> INSTRUCTION: All of the records below need to be copied exactly.
-- STORED RECORDS start --
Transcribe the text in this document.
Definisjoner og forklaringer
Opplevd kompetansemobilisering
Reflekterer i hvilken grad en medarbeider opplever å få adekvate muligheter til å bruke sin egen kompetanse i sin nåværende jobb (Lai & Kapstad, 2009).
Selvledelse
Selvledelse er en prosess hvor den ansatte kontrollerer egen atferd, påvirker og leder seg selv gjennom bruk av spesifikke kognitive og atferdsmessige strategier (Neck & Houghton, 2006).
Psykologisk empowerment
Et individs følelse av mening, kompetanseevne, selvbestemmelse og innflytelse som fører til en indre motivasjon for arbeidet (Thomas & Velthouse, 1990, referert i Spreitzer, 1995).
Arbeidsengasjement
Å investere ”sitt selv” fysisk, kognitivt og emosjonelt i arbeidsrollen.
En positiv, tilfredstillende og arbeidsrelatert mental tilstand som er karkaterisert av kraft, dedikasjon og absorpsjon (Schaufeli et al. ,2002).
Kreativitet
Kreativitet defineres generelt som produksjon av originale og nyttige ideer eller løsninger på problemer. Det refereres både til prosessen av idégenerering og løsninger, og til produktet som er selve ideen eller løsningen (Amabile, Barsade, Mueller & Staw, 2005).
-- STORED RECORDS end --
> SOLUTION BELOW:
Transcribe the text in this document.
Definisjoner og forklaringer
Opplevd kompetansemobilisering
Reflekterer i hvilken grad en medarbeider opplever å få adekvate muligheter til å bruke sin egen kompetanse i sin nåværende jobb (Lai & Kapstad, 2009).
Selvledelse
Selvledelse er en prosess hvor den ansatte kontrollerer egen atferd, påvirker og leder seg selv gjennom bruk av spesifikke kognitive og atferdsmessige strategier (Neck & Houghton, 2006).
Psykologisk empowerment
Et individs følelse av mening, kompetanseevne, selvbestemmelse og innflytelse som fører til en indre motivasjon for arbeidet (Thomas & Velthouse, 1990, referert i Spreitzer, 1995).
Arbeidsengasjement
Å investere ”sitt selv” fysisk, kognitivt og emosjonelt i arbeidsrollen.
En positiv, tilfredstillende og arbeidsrelatert mental tilstand som er karkaterisert av kraft, dedikasjon og absorpsjon (Schaufeli et al. ,2002).
Kreativitet
Kreativitet defineres generelt som produksjon av originale og nyttige ideer eller løsninger på problemer. Det refereres både til prosessen av idégenerering og løsninger, og til produktet som er selve ideen eller løsningen (Amabile, Barsade, Mueller & Staw, 2005).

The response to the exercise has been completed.